Figure content listings
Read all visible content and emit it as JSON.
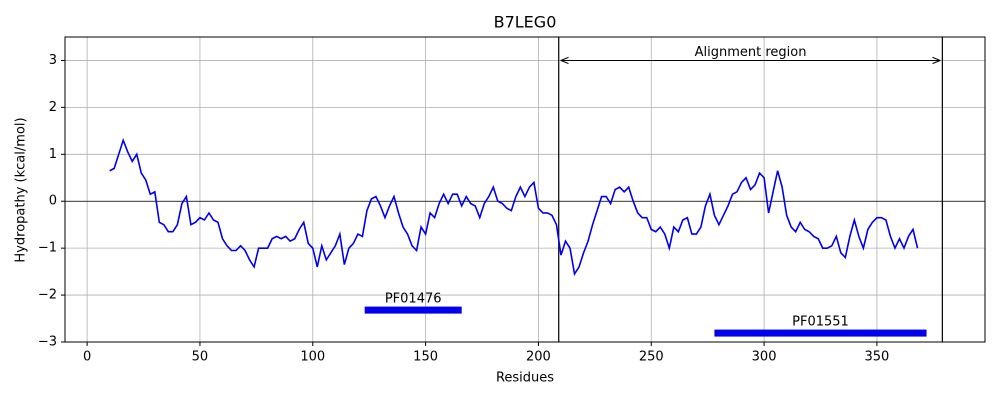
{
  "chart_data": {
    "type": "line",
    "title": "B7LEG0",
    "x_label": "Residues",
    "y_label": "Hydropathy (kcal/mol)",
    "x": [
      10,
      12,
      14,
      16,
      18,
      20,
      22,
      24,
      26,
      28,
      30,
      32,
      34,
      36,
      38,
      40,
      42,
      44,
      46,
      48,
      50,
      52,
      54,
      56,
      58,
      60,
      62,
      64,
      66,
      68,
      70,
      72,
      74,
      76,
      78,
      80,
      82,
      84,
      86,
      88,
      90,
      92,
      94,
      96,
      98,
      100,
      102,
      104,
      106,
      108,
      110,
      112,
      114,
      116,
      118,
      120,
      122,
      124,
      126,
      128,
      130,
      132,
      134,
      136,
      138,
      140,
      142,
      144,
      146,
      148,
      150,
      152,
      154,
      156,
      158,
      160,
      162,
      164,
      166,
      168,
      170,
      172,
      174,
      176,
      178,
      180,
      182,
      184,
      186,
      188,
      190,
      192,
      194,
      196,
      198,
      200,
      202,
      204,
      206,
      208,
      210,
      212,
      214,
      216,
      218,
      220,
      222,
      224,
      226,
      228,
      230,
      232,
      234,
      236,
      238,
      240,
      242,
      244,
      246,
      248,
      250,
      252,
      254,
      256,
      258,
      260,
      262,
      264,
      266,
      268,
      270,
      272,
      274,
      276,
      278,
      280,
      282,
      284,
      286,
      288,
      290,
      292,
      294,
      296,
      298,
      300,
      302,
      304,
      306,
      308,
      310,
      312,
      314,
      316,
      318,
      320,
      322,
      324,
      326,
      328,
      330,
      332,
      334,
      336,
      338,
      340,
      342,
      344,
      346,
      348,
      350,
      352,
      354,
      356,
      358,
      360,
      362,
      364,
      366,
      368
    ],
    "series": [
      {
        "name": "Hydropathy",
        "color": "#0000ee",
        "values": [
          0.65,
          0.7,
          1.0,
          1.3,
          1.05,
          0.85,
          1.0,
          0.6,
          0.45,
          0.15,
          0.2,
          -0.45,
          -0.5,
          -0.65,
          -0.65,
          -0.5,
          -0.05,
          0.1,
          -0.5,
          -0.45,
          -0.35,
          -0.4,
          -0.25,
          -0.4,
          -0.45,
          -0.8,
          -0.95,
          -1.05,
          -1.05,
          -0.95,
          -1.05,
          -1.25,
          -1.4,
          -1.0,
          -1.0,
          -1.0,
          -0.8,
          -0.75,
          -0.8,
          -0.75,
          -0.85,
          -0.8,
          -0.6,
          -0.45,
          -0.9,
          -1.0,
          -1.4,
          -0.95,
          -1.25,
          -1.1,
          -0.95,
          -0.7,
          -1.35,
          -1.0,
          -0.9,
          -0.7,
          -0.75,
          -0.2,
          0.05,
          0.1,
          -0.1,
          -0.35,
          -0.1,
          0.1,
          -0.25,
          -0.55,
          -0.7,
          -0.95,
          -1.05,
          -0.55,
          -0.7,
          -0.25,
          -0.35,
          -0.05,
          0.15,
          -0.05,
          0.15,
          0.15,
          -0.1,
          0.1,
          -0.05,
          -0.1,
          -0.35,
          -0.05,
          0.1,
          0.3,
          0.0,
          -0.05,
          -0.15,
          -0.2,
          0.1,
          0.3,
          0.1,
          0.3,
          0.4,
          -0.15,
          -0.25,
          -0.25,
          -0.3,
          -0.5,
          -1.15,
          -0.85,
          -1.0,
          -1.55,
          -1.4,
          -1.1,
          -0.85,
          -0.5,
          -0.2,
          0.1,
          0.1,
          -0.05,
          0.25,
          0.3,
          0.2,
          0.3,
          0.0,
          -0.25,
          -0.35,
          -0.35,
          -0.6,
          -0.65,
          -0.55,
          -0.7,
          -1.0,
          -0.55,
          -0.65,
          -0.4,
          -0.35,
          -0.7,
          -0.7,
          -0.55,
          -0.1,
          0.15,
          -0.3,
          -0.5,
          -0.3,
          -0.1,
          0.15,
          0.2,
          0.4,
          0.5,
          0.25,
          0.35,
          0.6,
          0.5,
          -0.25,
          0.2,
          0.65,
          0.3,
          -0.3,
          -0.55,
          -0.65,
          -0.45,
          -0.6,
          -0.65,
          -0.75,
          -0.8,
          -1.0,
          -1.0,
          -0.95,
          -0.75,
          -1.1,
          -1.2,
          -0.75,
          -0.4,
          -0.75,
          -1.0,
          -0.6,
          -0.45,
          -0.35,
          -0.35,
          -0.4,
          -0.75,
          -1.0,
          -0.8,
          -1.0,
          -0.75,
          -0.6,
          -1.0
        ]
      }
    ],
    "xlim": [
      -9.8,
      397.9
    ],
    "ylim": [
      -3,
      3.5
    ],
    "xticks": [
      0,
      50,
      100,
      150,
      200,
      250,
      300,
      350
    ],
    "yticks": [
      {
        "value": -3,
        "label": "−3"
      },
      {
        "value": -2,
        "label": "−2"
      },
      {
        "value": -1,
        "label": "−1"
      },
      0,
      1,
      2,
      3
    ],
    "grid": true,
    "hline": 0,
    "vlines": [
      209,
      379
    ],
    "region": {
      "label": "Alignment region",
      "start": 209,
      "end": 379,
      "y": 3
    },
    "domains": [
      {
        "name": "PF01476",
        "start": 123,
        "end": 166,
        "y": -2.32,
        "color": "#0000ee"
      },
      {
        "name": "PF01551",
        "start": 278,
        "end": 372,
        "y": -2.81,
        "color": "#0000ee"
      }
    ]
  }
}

...

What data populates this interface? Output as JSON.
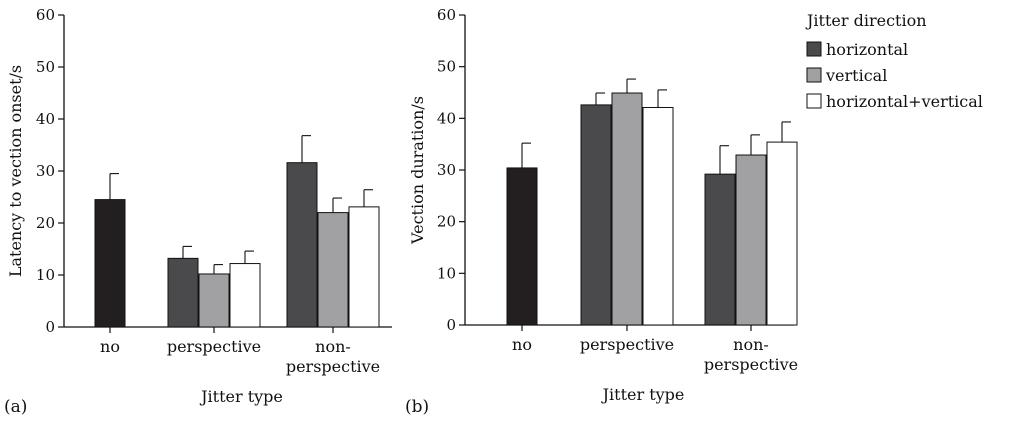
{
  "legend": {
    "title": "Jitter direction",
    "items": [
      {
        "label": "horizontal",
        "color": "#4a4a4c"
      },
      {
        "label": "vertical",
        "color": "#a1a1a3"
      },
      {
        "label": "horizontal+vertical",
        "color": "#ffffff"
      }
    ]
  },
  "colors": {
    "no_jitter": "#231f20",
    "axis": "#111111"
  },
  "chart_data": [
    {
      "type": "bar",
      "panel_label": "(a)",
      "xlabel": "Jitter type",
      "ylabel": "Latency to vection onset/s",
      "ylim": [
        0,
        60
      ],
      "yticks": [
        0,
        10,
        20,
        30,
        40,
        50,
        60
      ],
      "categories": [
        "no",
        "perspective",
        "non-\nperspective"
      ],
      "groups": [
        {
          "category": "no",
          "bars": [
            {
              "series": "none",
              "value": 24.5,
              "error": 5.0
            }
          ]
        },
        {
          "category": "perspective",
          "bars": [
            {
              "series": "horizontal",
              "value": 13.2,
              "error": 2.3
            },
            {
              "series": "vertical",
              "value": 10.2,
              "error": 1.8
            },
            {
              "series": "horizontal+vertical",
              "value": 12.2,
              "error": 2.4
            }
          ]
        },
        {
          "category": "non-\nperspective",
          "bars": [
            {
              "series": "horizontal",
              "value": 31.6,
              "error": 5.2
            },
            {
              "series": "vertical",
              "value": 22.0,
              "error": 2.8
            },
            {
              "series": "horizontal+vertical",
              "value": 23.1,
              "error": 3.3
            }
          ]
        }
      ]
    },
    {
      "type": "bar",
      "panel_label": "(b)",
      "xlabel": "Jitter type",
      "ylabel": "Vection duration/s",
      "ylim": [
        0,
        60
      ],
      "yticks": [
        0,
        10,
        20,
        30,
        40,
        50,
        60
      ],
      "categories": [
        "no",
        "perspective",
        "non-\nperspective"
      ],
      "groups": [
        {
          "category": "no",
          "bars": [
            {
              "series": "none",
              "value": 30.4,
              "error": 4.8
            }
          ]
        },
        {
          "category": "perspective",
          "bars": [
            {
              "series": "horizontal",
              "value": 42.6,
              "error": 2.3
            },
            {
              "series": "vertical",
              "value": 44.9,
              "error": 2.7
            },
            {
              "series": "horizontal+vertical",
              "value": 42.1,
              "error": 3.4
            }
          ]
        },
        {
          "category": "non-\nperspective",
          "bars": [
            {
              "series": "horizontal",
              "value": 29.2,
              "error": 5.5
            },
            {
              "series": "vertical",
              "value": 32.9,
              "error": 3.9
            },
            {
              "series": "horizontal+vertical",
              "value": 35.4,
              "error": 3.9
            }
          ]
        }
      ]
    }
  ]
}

...

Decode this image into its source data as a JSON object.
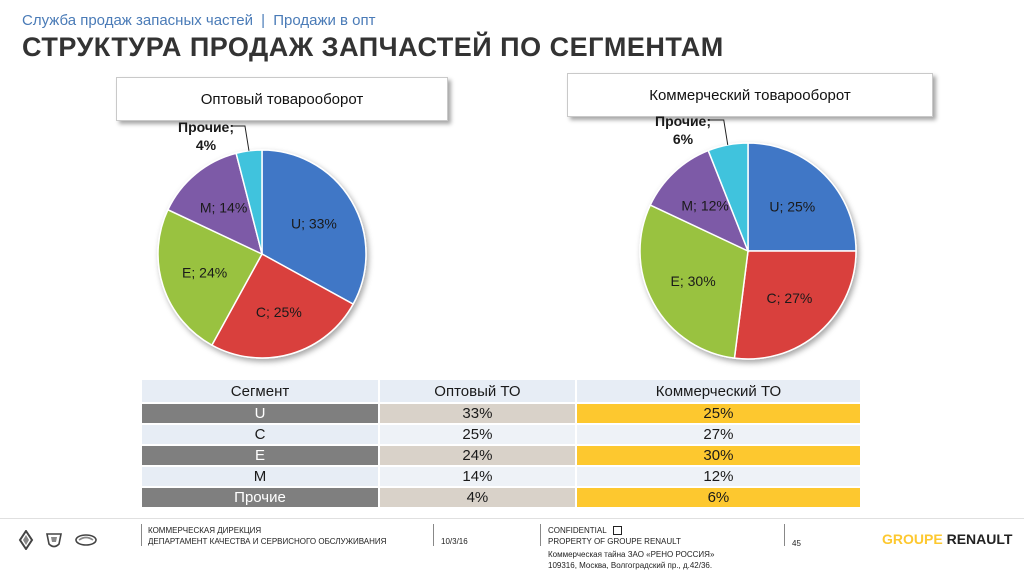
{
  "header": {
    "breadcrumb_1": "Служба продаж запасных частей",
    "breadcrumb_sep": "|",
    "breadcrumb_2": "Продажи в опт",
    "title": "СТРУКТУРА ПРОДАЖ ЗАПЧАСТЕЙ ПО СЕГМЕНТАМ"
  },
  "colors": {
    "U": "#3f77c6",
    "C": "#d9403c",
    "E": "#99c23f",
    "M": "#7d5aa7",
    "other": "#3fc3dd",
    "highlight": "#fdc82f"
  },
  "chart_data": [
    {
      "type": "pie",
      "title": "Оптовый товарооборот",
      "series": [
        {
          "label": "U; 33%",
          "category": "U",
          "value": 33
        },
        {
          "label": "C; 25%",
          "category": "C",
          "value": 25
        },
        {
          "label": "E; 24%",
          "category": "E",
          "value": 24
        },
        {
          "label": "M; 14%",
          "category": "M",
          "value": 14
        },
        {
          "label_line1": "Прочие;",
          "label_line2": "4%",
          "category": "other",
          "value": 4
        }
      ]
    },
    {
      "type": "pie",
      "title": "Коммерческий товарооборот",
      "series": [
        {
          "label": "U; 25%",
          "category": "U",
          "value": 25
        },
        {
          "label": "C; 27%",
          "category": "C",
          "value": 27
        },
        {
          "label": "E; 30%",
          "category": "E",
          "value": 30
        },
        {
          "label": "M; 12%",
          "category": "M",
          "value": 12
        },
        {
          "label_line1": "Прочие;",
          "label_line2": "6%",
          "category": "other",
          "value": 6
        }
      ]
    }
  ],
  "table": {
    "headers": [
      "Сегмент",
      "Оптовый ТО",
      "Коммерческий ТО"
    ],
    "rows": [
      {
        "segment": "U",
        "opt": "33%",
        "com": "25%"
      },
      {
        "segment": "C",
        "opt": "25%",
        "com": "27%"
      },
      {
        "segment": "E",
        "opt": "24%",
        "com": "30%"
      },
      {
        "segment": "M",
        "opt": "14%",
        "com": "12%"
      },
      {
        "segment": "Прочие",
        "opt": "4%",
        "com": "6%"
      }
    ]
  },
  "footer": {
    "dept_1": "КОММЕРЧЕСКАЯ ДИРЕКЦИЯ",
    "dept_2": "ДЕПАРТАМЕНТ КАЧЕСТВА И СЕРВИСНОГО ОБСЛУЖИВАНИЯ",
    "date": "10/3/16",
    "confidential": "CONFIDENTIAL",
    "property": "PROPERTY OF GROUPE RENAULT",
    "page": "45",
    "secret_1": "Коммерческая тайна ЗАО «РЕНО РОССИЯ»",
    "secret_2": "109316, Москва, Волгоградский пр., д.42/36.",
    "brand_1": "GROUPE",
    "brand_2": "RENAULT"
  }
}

- Aim of the exercise:
Take every line containing the word "Hydropathy" and copy it.

- Task result:
    "y_label": "Hydropathy (kcal/mol)",
        "name": "Hydropathy",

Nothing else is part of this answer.